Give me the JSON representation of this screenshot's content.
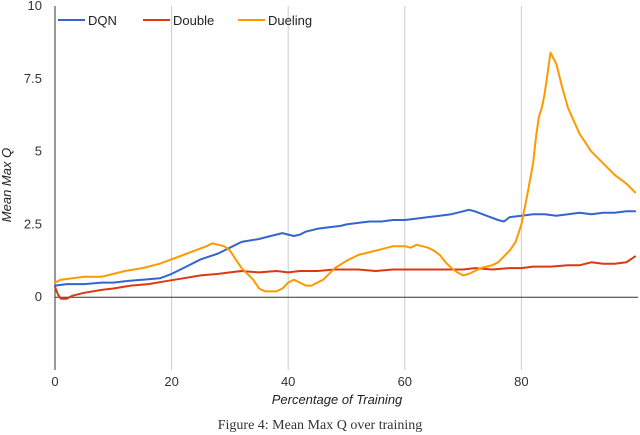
{
  "caption": "Figure 4: Mean Max Q over training",
  "chart_data": {
    "type": "line",
    "xlabel": "Percentage of Training",
    "ylabel": "Mean Max Q",
    "xlim": [
      0,
      100
    ],
    "ylim": [
      -2.5,
      10
    ],
    "xticks": [
      0,
      20,
      40,
      60,
      80
    ],
    "yticks": [
      0,
      2.5,
      5,
      7.5,
      10
    ],
    "ytick_labels": [
      "0",
      "2.5",
      "5",
      "7.5",
      "10"
    ],
    "grid": "vertical",
    "legend_position": "top-left",
    "series": [
      {
        "name": "DQN",
        "color": "#3366cc",
        "x": [
          0,
          2,
          5,
          8,
          10,
          12,
          15,
          18,
          20,
          22,
          25,
          28,
          30,
          32,
          35,
          37,
          39,
          40,
          41,
          42,
          43,
          45,
          47,
          49,
          50,
          52,
          54,
          56,
          58,
          60,
          62,
          64,
          66,
          68,
          70,
          71,
          72,
          74,
          76,
          77,
          78,
          80,
          82,
          84,
          86,
          88,
          90,
          92,
          94,
          96,
          98,
          99.5
        ],
        "y": [
          0.4,
          0.45,
          0.45,
          0.5,
          0.5,
          0.55,
          0.6,
          0.65,
          0.8,
          1.0,
          1.3,
          1.5,
          1.7,
          1.9,
          2.0,
          2.1,
          2.2,
          2.15,
          2.1,
          2.15,
          2.25,
          2.35,
          2.4,
          2.45,
          2.5,
          2.55,
          2.6,
          2.6,
          2.65,
          2.65,
          2.7,
          2.75,
          2.8,
          2.85,
          2.95,
          3.0,
          2.95,
          2.8,
          2.65,
          2.6,
          2.75,
          2.8,
          2.85,
          2.85,
          2.8,
          2.85,
          2.9,
          2.85,
          2.9,
          2.9,
          2.95,
          2.95
        ]
      },
      {
        "name": "Double",
        "color": "#dc3912",
        "x": [
          0,
          0.5,
          1,
          2,
          3,
          5,
          8,
          10,
          13,
          16,
          19,
          22,
          25,
          28,
          30,
          32,
          35,
          38,
          40,
          42,
          45,
          48,
          50,
          52,
          55,
          58,
          60,
          62,
          65,
          68,
          70,
          72,
          75,
          78,
          80,
          82,
          85,
          88,
          90,
          92,
          94,
          96,
          98,
          99.5
        ],
        "y": [
          0.35,
          0.1,
          -0.05,
          -0.05,
          0.05,
          0.15,
          0.25,
          0.3,
          0.4,
          0.45,
          0.55,
          0.65,
          0.75,
          0.8,
          0.85,
          0.9,
          0.85,
          0.9,
          0.85,
          0.9,
          0.9,
          0.95,
          0.95,
          0.95,
          0.9,
          0.95,
          0.95,
          0.95,
          0.95,
          0.95,
          0.95,
          1.0,
          0.95,
          1.0,
          1.0,
          1.05,
          1.05,
          1.1,
          1.1,
          1.2,
          1.15,
          1.15,
          1.2,
          1.4
        ]
      },
      {
        "name": "Dueling",
        "color": "#ff9900",
        "x": [
          0,
          1,
          3,
          5,
          8,
          10,
          12,
          15,
          18,
          20,
          22,
          24,
          26,
          27,
          28,
          29,
          30,
          31,
          32,
          33,
          34,
          35,
          36,
          37,
          38,
          39,
          40,
          41,
          42,
          43,
          44,
          45,
          46,
          47,
          48,
          50,
          52,
          54,
          56,
          58,
          60,
          61,
          62,
          63,
          64,
          65,
          66,
          67,
          68,
          69,
          70,
          71,
          72,
          73,
          74,
          75,
          76,
          77,
          78,
          79,
          80,
          81,
          82,
          82.5,
          83,
          83.5,
          84,
          85,
          86,
          87,
          88,
          90,
          92,
          94,
          96,
          98,
          99.5
        ],
        "y": [
          0.5,
          0.6,
          0.65,
          0.7,
          0.7,
          0.8,
          0.9,
          1.0,
          1.15,
          1.3,
          1.45,
          1.6,
          1.75,
          1.85,
          1.8,
          1.75,
          1.6,
          1.3,
          1.0,
          0.8,
          0.6,
          0.3,
          0.2,
          0.2,
          0.2,
          0.3,
          0.5,
          0.6,
          0.5,
          0.4,
          0.4,
          0.5,
          0.6,
          0.8,
          1.0,
          1.25,
          1.45,
          1.55,
          1.65,
          1.75,
          1.75,
          1.7,
          1.8,
          1.75,
          1.7,
          1.6,
          1.45,
          1.2,
          1.0,
          0.85,
          0.75,
          0.8,
          0.9,
          1.0,
          1.05,
          1.1,
          1.2,
          1.4,
          1.6,
          1.9,
          2.5,
          3.5,
          4.6,
          5.5,
          6.2,
          6.5,
          7.0,
          8.4,
          8.0,
          7.2,
          6.5,
          5.6,
          5.0,
          4.6,
          4.2,
          3.9,
          3.6
        ]
      }
    ]
  }
}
───
What this task involves:
Lines that hold "color" are the ones to copy; find all of them.

Solution below:
        "color": "#3366cc",
        "color": "#dc3912",
        "color": "#ff9900",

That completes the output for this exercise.